- _TO BE DONE_: Lines that contain the string "scouring" are to be copied; leave out all others.

- _SOURCE DATA_:

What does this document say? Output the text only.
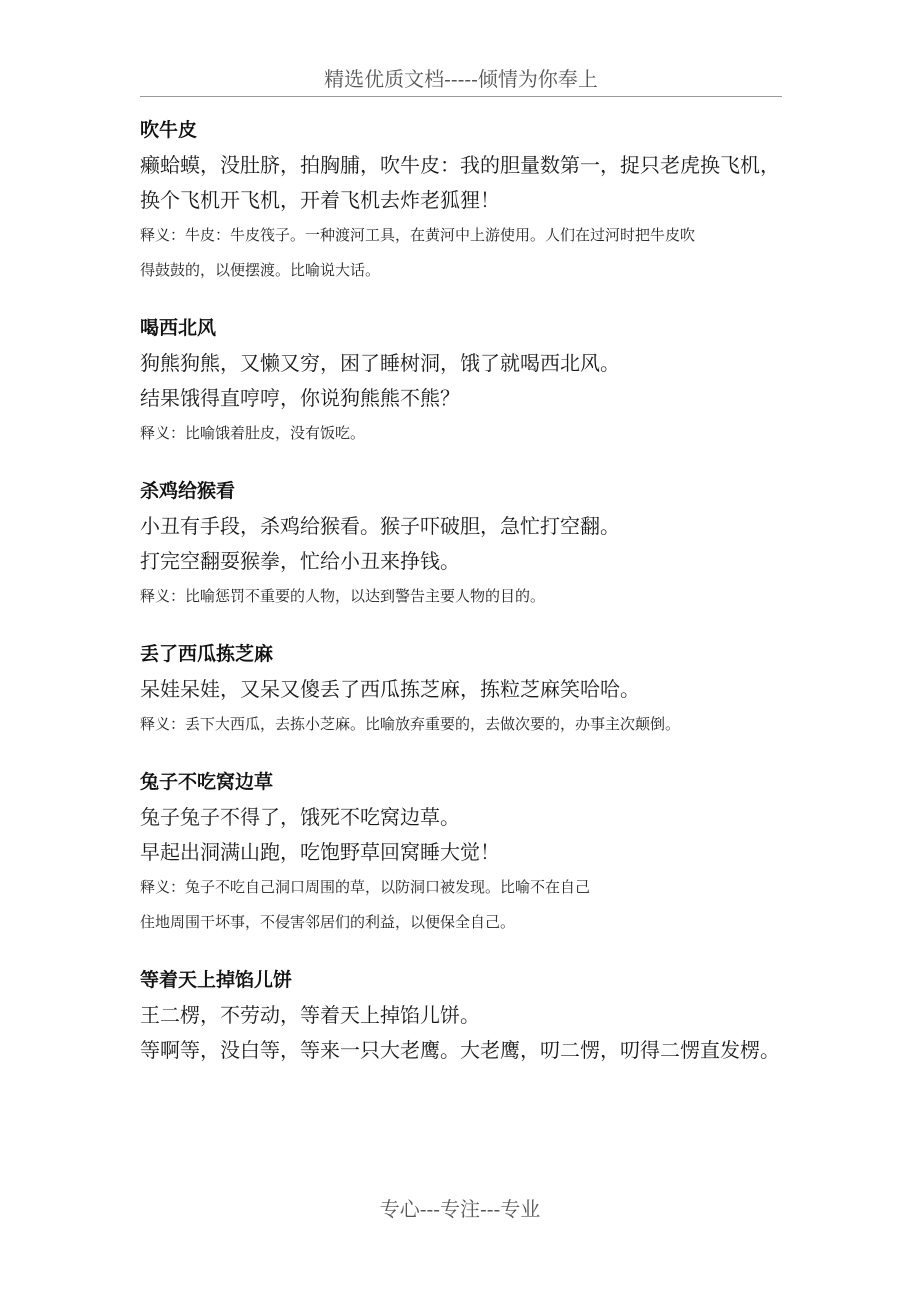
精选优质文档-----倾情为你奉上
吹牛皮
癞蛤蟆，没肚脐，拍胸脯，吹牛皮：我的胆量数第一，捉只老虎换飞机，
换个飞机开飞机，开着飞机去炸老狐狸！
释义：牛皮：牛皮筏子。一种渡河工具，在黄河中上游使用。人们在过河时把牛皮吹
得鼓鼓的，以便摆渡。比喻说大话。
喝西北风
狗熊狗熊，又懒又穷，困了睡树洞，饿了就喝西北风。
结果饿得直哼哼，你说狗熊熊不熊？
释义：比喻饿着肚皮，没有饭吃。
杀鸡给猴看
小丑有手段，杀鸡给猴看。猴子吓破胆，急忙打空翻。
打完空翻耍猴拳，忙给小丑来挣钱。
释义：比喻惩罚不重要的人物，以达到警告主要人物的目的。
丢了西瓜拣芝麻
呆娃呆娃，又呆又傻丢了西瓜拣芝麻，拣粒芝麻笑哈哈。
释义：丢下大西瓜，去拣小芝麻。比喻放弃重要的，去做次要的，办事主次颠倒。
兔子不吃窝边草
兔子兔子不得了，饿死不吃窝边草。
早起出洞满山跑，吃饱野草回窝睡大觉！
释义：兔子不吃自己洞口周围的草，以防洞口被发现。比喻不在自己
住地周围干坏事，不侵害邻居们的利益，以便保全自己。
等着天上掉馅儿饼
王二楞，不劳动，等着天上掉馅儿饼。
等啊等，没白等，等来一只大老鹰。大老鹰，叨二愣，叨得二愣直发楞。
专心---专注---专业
* * *
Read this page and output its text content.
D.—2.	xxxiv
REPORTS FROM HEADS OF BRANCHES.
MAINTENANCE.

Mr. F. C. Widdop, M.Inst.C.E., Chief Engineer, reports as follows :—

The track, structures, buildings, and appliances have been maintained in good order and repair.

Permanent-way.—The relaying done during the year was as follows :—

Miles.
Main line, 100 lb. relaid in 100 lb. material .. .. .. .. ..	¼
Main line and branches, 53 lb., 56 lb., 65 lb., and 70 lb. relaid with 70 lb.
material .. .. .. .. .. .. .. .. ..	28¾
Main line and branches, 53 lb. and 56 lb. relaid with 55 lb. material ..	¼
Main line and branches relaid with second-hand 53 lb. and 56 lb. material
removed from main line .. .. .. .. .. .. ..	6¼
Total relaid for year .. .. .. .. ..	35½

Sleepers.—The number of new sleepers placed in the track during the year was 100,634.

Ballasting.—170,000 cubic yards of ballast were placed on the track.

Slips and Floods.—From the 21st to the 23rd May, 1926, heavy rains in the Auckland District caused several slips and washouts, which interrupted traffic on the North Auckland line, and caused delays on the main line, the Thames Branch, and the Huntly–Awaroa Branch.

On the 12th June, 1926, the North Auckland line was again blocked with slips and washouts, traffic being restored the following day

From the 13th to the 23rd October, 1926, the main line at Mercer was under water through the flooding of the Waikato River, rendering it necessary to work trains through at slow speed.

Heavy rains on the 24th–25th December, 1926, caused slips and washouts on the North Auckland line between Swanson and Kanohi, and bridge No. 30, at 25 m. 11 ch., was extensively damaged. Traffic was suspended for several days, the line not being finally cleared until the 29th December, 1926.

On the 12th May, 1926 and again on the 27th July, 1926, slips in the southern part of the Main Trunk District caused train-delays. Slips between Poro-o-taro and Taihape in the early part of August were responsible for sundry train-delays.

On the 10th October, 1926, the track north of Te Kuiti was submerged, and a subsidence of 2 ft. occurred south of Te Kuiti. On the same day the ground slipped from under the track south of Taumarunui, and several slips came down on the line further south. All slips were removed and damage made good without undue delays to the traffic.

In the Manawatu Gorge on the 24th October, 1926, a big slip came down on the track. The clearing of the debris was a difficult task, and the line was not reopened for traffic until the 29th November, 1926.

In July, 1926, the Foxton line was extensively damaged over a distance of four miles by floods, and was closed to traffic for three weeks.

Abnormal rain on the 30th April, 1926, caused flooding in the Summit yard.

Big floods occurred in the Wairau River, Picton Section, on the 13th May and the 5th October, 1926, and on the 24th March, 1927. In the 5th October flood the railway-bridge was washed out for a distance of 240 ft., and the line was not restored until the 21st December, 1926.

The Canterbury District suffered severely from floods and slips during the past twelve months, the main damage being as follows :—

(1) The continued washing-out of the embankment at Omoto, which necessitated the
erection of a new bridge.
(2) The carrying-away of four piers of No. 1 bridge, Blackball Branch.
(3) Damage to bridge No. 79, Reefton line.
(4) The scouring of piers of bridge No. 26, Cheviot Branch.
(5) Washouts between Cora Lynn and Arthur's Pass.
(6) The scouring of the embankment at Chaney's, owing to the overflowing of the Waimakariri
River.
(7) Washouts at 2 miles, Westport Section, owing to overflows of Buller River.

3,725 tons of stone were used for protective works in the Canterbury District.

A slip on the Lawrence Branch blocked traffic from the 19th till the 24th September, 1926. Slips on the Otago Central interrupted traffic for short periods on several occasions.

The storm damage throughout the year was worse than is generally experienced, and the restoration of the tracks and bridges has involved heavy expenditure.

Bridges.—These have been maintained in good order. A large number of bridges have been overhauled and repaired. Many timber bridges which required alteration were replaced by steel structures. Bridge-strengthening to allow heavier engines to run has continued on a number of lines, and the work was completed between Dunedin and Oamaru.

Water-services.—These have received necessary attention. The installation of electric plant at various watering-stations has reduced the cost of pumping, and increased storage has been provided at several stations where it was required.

- _OUTPUT BELOW_:
(4) The scouring of piers of bridge No. 26, Cheviot Branch.
(6) The scouring of the embankment at Chaney's, owing to the overflowing of the Waimakariri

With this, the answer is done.